TASK GOAL:
Print all of the entries exactly, minus the pictures.

Excerpt from a dataset
'''

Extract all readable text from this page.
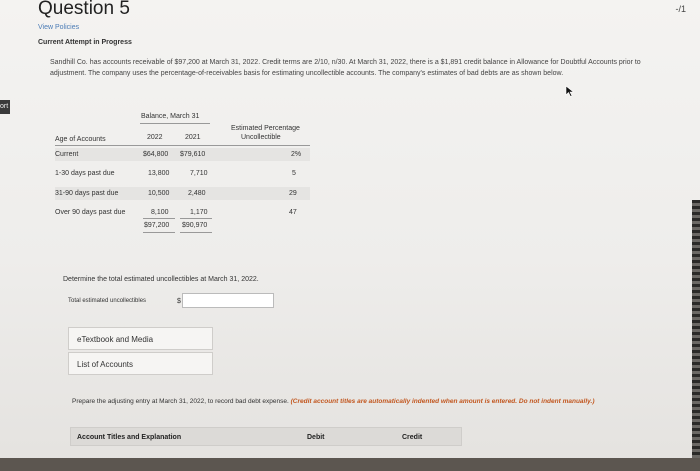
-/1
Question 5
View Policies
Current Attempt in Progress
Sandhill Co. has accounts receivable of $97,200 at March 31, 2022. Credit terms are 2/10, n/30. At March 31, 2022, there is a $1,891 credit balance in Allowance for Doubtful Accounts prior to adjustment. The company uses the percentage-of-receivables basis for estimating uncollectible accounts. The company's estimates of bad debts are as shown below.
Balance, March 31
Estimated Percentage
Uncollectible
Age of Accounts	2022	2021
Current	$64,800 $79,610	2%
1-30 days past due	13,800	7,710	5
31-90 days past due	10,500	2,480	29
Over 90 days past due	8,100	1,170	47
$97,200 $90,970
Determine the total estimated uncollectibles at March 31, 2022.
Total estimated uncollectibles	$
eTextbook and Media
List of Accounts
Prepare the adjusting entry at March 31, 2022, to record bad debt expense. (Credit account titles are automatically indented when amount is entered. Do not indent manually.)
Account Titles and Explanation	Debit	Credit
ort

'''

RESULT FOR THIS EXERCISE:
Extract all readable text from this page.
-/1
Question 5
View Policies
Current Attempt in Progress
Sandhill Co. has accounts receivable of $97,200 at March 31, 2022. Credit terms are 2/10, n/30. At March 31, 2022, there is a $1,891 credit balance in Allowance for Doubtful Accounts prior to adjustment. The company uses the percentage-of-receivables basis for estimating uncollectible accounts. The company's estimates of bad debts are as shown below.
Balance, March 31
Estimated Percentage
Uncollectible
Age of Accounts	2022	2021
Current	$64,800 $79,610	2%
1-30 days past due	13,800	7,710	5
31-90 days past due	10,500	2,480	29
Over 90 days past due	8,100	1,170	47
$97,200 $90,970
Determine the total estimated uncollectibles at March 31, 2022.
Total estimated uncollectibles	$
eTextbook and Media
List of Accounts
Prepare the adjusting entry at March 31, 2022, to record bad debt expense. (Credit account titles are automatically indented when amount is entered. Do not indent manually.)
Account Titles and Explanation	Debit	Credit
ort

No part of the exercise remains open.